**** Supplied information

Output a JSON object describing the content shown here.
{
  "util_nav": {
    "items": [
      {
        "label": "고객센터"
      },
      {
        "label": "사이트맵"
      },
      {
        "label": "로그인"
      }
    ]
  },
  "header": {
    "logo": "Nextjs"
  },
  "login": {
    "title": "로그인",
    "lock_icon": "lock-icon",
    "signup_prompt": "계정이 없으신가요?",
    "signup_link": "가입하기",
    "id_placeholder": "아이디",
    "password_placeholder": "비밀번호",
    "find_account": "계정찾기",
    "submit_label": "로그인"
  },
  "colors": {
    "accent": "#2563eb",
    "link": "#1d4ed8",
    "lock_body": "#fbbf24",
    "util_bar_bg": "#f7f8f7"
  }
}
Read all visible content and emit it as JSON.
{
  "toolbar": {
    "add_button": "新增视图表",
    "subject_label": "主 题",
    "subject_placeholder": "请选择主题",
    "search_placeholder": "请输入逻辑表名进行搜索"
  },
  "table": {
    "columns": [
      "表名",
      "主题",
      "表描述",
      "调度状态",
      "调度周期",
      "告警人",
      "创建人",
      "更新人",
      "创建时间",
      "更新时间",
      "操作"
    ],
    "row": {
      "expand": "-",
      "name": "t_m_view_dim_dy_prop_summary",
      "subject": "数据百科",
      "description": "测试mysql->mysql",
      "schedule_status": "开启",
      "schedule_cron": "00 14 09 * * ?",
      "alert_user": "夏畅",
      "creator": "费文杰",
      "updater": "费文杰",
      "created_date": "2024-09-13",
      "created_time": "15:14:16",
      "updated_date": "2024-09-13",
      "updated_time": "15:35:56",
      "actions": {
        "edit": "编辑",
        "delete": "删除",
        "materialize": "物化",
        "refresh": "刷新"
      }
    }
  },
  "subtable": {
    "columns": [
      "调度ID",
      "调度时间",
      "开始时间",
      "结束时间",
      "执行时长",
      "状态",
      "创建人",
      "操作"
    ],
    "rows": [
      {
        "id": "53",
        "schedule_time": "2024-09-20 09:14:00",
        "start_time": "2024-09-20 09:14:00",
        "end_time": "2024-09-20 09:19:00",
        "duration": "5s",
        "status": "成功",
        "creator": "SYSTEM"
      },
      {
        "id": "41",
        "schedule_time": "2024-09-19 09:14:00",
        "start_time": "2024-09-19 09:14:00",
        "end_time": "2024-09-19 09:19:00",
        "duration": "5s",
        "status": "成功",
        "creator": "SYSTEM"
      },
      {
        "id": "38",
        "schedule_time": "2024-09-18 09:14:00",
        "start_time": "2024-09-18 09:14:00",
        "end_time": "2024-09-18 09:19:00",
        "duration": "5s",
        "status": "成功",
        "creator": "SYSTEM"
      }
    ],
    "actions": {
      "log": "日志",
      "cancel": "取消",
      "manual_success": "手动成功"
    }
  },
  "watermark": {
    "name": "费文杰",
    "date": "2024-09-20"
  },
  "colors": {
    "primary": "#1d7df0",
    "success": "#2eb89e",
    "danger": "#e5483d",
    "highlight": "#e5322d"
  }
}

********

Stated problem: Write out the material from the first line to the last, exactly.

Reply:
Output a JSON object describing the content shown here.
{
  "util_nav": {
    "items": [
      {
        "label": "고객센터"
      },
      {
        "label": "사이트맵"
      },
      {
        "label": "로그인"
      }
    ]
  },
  "header": {
    "logo": "Nextjs"
  },
  "login": {
    "title": "로그인",
    "lock_icon": "lock-icon",
    "signup_prompt": "계정이 없으신가요?",
    "signup_link": "가입하기",
    "id_placeholder": "아이디",
    "password_placeholder": "비밀번호",
    "find_account": "계정찾기",
    "submit_label": "로그인"
  },
  "colors": {
    "accent": "#2563eb",
    "link": "#1d4ed8",
    "lock_body": "#fbbf24",
    "util_bar_bg": "#f7f8f7"
  }
}
Read all visible content and emit it as JSON.
{
  "toolbar": {
    "add_button": "新增视图表",
    "subject_label": "主 题",
    "subject_placeholder": "请选择主题",
    "search_placeholder": "请输入逻辑表名进行搜索"
  },
  "table": {
    "columns": [
      "表名",
      "主题",
      "表描述",
      "调度状态",
      "调度周期",
      "告警人",
      "创建人",
      "更新人",
      "创建时间",
      "更新时间",
      "操作"
    ],
    "row": {
      "expand": "-",
      "name": "t_m_view_dim_dy_prop_summary",
      "subject": "数据百科",
      "description": "测试mysql->mysql",
      "schedule_status": "开启",
      "schedule_cron": "00 14 09 * * ?",
      "alert_user": "夏畅",
      "creator": "费文杰",
      "updater": "费文杰",
      "created_date": "2024-09-13",
      "created_time": "15:14:16",
      "updated_date": "2024-09-13",
      "updated_time": "15:35:56",
      "actions": {
        "edit": "编辑",
        "delete": "删除",
        "materialize": "物化",
        "refresh": "刷新"
      }
    }
  },
  "subtable": {
    "columns": [
      "调度ID",
      "调度时间",
      "开始时间",
      "结束时间",
      "执行时长",
      "状态",
      "创建人",
      "操作"
    ],
    "rows": [
      {
        "id": "53",
        "schedule_time": "2024-09-20 09:14:00",
        "start_time": "2024-09-20 09:14:00",
        "end_time": "2024-09-20 09:19:00",
        "duration": "5s",
        "status": "成功",
        "creator": "SYSTEM"
      },
      {
        "id": "41",
        "schedule_time": "2024-09-19 09:14:00",
        "start_time": "2024-09-19 09:14:00",
        "end_time": "2024-09-19 09:19:00",
        "duration": "5s",
        "status": "成功",
        "creator": "SYSTEM"
      },
      {
        "id": "38",
        "schedule_time": "2024-09-18 09:14:00",
        "start_time": "2024-09-18 09:14:00",
        "end_time": "2024-09-18 09:19:00",
        "duration": "5s",
        "status": "成功",
        "creator": "SYSTEM"
      }
    ],
    "actions": {
      "log": "日志",
      "cancel": "取消",
      "manual_success": "手动成功"
    }
  },
  "watermark": {
    "name": "费文杰",
    "date": "2024-09-20"
  },
  "colors": {
    "primary": "#1d7df0",
    "success": "#2eb89e",
    "danger": "#e5483d",
    "highlight": "#e5322d"
  }
}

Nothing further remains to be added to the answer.